Daniel Mbau, cadre du Mouvement de Libération du Congo (MLC), pointe du doigt l’Union pour la Démocratie et le Progrès Social (UDPS), partenaire au sein de l’Union Sacrée de la Nation (USN), pour la défaite de leur candidate Françoise Bemba. Celle-ci a été éliminée dès le premier tour de l’élection du rapporteur du Sénat, n’obtenant que 27 voix sur 96 votants.
Cet ancien député national regrette l’humiliation infligée par le parti présidentiel au MLC, malgré la loyauté et la sincérité du parti de Jean-Pierre Bemba envers le Chef de l’État. Il estime que « l’UDPS n’a ni égard pour l’alliance, ni pour l’amitié, encore moins pour la fraternité », qualifiant l’échec de Françoise Bemba de « vaste complot ourdi au Sénat, doublé de tâtonnements itératifs ».
« Le MLC et l’Ensemble de Moïse Katumbi ont été, au nom du patriotisme, les deux architectes principaux de l’USN. Depuis lors, malgré les humiliations répétées, le MLC a fait preuve de constance, de loyauté, de sincérité et, pour certains observateurs, d’humilité béate. En retour, il ne reçoit que des coups et des humiliations, plus encore que sous le régime Kabila, alors qu’il est partenaire du pouvoir et membre du présidium de l’USN », a-t-il déploré mardi 13 août sur X.

QUESTIONS:
a – Recopiez le passage de l'extrait sur la défaite de Françoise Bemba qui commence aux mots « Cet ancien député » et se termine après les mots « août sur X. ».
b – D'après l'extrait sur la défaite de Françoise Bemba, les affirmations suivantes sont-elles exactes ? Répondez par oui ou non, en citant à chaque fois les mots qui tranchent.
(i) Françoise Bemba a recueilli 27 voix sur 96 votants.
(ii) Daniel Mbau s'est exprimé le lundi 13 août.
(iii) Selon Daniel Mbau, le MLC et l'Ensemble de Moïse Katumbi ont été les deux principaux architectes de l'USN.
c – Rédigez la suite de l'extrait sur la défaite de Françoise Bemba à partir de sa dernière phrase.
La liste provient d'une autre source.

DONNÉES FOURNIES:
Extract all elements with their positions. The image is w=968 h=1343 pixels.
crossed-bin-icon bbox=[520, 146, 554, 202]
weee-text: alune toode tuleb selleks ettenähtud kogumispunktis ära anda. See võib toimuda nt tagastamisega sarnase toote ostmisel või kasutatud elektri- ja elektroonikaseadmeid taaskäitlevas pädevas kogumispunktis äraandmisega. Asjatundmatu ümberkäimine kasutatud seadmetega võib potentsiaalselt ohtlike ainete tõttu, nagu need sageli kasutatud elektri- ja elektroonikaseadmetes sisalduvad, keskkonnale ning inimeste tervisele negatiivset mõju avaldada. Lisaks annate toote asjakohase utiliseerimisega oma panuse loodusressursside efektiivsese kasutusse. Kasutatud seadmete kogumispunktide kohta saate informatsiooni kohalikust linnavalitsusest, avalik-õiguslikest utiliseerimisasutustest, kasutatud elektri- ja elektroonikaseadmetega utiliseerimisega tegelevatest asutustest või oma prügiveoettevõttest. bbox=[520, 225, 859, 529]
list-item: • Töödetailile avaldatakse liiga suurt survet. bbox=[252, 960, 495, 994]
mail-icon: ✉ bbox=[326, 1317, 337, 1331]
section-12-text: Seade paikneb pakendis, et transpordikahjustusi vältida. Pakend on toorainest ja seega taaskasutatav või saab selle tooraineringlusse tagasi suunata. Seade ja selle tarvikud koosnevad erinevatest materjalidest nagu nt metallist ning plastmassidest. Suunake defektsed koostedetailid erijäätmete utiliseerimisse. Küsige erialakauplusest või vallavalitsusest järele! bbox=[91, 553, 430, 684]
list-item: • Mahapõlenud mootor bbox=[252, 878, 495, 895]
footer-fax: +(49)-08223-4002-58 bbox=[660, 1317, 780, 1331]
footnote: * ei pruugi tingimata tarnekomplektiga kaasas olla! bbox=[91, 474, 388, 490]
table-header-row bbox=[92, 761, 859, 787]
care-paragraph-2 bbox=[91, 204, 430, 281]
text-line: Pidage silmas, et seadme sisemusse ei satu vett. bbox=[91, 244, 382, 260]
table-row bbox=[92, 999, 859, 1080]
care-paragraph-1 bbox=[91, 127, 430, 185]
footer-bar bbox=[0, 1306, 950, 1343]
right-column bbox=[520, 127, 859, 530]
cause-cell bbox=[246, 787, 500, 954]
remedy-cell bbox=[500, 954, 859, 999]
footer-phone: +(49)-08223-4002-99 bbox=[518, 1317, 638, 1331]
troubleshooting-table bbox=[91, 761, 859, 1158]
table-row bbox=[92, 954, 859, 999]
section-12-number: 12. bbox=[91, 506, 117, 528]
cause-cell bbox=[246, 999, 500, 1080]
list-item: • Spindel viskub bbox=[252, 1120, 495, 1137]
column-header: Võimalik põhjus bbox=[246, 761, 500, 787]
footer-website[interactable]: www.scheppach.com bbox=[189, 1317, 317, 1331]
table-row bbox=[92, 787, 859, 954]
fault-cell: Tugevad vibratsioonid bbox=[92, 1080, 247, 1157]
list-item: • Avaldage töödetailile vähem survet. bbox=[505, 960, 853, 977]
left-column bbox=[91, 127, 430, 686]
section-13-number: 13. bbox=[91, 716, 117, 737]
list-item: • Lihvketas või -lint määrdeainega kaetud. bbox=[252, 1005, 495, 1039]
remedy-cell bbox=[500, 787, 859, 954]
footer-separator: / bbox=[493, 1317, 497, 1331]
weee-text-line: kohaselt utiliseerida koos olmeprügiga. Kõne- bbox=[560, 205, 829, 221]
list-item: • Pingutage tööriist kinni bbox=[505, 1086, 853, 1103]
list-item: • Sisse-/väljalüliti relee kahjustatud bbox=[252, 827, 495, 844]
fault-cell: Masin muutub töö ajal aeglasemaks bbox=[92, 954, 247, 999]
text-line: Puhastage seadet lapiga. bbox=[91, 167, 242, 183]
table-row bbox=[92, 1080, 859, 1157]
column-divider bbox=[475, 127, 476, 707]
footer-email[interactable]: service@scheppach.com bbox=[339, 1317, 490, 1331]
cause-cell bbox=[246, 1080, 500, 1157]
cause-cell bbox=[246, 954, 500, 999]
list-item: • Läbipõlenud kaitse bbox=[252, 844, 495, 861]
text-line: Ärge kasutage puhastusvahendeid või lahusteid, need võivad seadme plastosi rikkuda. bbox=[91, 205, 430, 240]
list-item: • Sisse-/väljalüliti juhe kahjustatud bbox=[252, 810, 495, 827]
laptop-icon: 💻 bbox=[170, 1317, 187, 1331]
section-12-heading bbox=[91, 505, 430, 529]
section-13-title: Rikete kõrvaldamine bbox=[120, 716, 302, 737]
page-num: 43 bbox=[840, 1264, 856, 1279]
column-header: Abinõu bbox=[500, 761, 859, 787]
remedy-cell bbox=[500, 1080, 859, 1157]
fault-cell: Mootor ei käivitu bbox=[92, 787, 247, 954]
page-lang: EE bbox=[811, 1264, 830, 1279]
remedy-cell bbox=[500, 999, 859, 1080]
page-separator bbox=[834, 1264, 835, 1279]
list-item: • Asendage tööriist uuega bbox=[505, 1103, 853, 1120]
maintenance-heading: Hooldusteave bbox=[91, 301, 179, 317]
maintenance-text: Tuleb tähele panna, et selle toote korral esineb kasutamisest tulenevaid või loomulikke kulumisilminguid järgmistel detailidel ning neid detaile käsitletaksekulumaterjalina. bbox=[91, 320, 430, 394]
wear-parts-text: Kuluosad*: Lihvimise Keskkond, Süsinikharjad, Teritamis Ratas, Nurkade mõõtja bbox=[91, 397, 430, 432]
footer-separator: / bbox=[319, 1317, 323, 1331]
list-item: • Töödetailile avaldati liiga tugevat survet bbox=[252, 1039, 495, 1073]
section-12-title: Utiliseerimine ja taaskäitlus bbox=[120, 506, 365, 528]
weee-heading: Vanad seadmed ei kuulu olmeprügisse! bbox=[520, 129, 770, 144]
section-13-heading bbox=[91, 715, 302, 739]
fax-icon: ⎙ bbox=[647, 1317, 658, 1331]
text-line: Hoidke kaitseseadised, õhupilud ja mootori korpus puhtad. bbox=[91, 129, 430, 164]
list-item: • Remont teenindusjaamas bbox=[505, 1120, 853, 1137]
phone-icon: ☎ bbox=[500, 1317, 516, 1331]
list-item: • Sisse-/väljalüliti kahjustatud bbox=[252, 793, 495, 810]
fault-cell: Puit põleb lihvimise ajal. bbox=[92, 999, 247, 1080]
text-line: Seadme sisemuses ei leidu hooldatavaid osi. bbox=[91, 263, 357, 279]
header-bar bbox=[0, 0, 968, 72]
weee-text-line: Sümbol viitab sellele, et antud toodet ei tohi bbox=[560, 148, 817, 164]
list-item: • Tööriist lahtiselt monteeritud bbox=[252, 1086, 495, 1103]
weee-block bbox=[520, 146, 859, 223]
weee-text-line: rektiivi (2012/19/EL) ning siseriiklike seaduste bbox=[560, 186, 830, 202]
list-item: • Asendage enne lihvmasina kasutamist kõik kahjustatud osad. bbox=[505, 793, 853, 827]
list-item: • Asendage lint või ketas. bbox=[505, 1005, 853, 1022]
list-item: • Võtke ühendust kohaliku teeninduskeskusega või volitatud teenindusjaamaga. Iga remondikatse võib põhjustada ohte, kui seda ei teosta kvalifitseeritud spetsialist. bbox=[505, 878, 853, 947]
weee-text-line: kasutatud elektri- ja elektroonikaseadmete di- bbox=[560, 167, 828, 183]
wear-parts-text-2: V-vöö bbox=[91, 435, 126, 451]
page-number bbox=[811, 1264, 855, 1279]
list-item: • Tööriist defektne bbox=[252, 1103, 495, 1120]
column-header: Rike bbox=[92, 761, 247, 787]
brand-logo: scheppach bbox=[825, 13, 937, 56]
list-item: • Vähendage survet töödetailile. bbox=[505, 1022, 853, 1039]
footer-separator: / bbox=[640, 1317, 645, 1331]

RÉPONSES ATTENDUES:
a –
Cet ancien député national regrette l’humiliation infligée par le parti présidentiel au MLC, malgré la loyauté et la sincérité du parti de Jean-Pierre Bemba envers le Chef de l’État. Il estime que « l’UDPS n’a ni égard pour l’alliance, ni pour l’amitié, encore moins pour la fraternité », qualifiant l’échec de Françoise Bemba de « vaste complot ourdi au Sénat, doublé de tâtonnements itératifs ».
« Le MLC et l’Ensemble de Moïse Katumbi ont été, au nom du patriotisme, les deux architectes principaux de l’USN. Depuis lors, malgré les humiliations répétées, le MLC a fait preuve de constance, de loyauté, de sincérité et, pour certains observateurs, d’humilité béate. En retour, il ne reçoit que des coups et des humiliations, plus encore que sous le régime Kabila, alors qu’il est partenaire du pouvoir et membre du présidium de l’USN », a-t-il déploré mardi 13 août sur X.

b –
(i) Oui : « n’obtenant que 27 voix sur 96 votants ».
(ii) Non : « a-t-il déploré mardi 13 août sur X ».
(iii) Oui : « Le MLC et l’Ensemble de Moïse Katumbi ont été, au nom du patriotisme, les deux architectes principaux de l’USN ».

c –
Face à ces humiliations, Daniel Mbau invite son parti, le Mouvement de Libération du Congo, à tirer les conséquences de sa participation au sein de la plateforme de l’USN, qui soutient la vision du Président de la République.
Le MLC, membre du présidium de l’Union Sacrée, est donc absent de l’actuel bureau définitif du Sénat. Le poste pour lequel sa candidate a concouru a été remporté par Néfertiti Ngudianza au second tour. La sœur biologique de Jean-Pierre Bemba, Françoise Bemba, qui avait remplacé à la dernière minute Jean Bamanisa au poste de rapporteur du Sénat, a été éliminée au premier tour après avoir obtenu 27 voix sur 96 votants.